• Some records
-*-
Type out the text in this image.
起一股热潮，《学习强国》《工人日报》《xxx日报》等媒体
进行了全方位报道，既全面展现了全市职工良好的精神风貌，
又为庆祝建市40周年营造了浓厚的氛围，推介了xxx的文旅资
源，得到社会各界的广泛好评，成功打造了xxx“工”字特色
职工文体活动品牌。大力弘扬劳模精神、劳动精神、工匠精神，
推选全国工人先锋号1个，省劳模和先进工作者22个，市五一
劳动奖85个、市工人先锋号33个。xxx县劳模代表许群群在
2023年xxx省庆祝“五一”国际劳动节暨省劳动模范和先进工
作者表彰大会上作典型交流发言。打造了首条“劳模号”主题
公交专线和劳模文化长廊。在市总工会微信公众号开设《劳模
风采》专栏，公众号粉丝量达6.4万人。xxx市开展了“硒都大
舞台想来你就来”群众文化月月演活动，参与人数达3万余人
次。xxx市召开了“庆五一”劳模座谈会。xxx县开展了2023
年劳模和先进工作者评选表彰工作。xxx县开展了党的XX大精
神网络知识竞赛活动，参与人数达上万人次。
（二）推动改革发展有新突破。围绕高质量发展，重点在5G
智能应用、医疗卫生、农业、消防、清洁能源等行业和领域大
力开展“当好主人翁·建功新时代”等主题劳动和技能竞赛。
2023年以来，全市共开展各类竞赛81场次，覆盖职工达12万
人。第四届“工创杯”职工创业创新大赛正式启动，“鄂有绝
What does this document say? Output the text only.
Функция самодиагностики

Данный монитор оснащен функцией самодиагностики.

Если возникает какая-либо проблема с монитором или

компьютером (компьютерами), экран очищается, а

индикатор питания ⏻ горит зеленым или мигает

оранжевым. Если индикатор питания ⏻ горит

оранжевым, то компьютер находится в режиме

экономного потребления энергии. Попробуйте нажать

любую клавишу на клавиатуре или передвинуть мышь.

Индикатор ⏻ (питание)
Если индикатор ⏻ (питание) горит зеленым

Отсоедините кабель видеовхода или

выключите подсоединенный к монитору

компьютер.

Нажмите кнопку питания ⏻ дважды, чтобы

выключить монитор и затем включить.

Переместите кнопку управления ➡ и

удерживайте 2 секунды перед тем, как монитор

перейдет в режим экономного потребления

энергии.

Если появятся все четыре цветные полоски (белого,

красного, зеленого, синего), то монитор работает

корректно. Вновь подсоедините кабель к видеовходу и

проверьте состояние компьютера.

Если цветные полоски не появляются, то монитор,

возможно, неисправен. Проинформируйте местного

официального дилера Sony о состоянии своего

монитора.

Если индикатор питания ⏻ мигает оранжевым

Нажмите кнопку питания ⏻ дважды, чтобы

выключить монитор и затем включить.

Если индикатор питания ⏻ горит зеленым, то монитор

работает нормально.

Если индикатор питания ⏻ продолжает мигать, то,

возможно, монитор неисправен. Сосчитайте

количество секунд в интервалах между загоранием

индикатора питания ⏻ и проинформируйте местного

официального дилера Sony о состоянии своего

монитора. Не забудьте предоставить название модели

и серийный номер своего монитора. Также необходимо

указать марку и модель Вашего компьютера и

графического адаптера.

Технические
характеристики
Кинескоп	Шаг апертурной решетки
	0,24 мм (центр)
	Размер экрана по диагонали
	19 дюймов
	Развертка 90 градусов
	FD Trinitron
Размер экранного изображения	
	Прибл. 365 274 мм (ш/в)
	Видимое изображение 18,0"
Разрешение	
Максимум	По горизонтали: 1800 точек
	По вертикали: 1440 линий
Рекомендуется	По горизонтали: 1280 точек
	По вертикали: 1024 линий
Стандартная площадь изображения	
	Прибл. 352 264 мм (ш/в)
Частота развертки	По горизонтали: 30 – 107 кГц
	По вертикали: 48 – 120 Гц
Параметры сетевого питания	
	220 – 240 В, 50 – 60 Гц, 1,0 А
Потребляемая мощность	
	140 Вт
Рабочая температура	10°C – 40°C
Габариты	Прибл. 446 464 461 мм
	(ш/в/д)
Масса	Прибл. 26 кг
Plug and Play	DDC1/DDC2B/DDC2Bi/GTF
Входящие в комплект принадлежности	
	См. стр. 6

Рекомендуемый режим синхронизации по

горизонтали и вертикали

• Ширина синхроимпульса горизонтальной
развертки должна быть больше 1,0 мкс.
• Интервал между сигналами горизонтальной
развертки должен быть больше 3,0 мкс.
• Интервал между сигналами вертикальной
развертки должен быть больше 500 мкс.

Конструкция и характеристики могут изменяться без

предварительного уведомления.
-*-
• Work to complete
For the listing above, identify each line bearing "Прибл".

• Exercise answer
	Прибл. 365 274 мм (ш/в)
	Прибл. 352 264 мм (ш/в)
Габариты	Прибл. 446 464 461 мм
Масса	Прибл. 26 кг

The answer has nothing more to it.